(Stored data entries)

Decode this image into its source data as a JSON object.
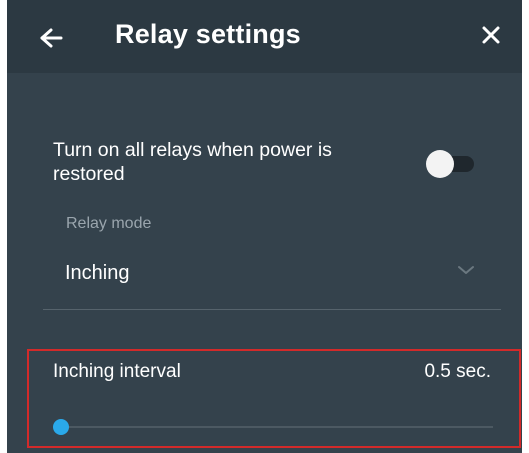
{
  "header": {
    "title": "Relay settings",
    "back_icon": "arrow-left-icon",
    "close_icon": "close-icon"
  },
  "power_restore": {
    "label": "Turn on all relays when power is restored",
    "enabled": false
  },
  "relay_mode": {
    "caption": "Relay mode",
    "value": "Inching",
    "dropdown_icon": "chevron-down-icon"
  },
  "inching_interval": {
    "label": "Inching interval",
    "value": "0.5 sec.",
    "slider_fraction": 0.0
  },
  "colors": {
    "background": "#34424c",
    "header": "#2c3942",
    "accent": "#2aa9ea",
    "highlight": "#d32a2a"
  }
}
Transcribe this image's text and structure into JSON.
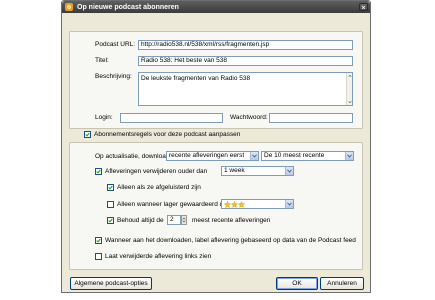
{
  "window": {
    "title": "Op nieuwe podcast abonneren",
    "accent": "#e8a11c"
  },
  "podcast": {
    "url_label": "Podcast URL:",
    "url_value": "http://radio538.nl/538/xml/rss/fragmenten.jsp",
    "title_label": "Titel:",
    "title_value": "Radio 538: Het beste van 538",
    "description_label": "Beschrijving:",
    "description_value": "De leukste fragmenten van Radio 538",
    "login_label": "Login:",
    "login_value": "",
    "password_label": "Wachtwoord:",
    "password_value": ""
  },
  "custom_rules": {
    "label": "Abonnementsregels voor deze podcast aanpassen",
    "checked": true
  },
  "rules": {
    "update_label": "Op actualisatie, download",
    "update_select": "recente afleveringen eerst",
    "count_select": "De 10 meest recente",
    "delete_older_label": "Afleveringen verwijderen ouder dan",
    "delete_older_checked": true,
    "delete_older_select": "1 week",
    "only_listened_label": "Alleen als ze afgeluisterd zijn",
    "only_listened_checked": true,
    "only_lower_rated_label": "Alleen wanneer lager gewaardeerd dan",
    "only_lower_rated_checked": false,
    "rating_stars": 3,
    "keep_label": "Behoud altijd de",
    "keep_checked": true,
    "keep_value": "2",
    "keep_suffix": "meest recente afleveringen",
    "label_download": "Wanneer aan het downloaden, label aflevering gebaseerd op data van de Podcast feed",
    "label_download_checked": true,
    "show_deleted": "Laat verwijderde aflevering links zien",
    "show_deleted_checked": false
  },
  "buttons": {
    "general_options": "Algemene podcast-opties",
    "ok": "OK",
    "cancel": "Annuleren"
  }
}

* Exercise details *
In the listing above, locate each line with "false" and copy it.

* Written solution *
    "enabled": false
    "only_lower_rated_checked": false,
    "show_deleted_checked": false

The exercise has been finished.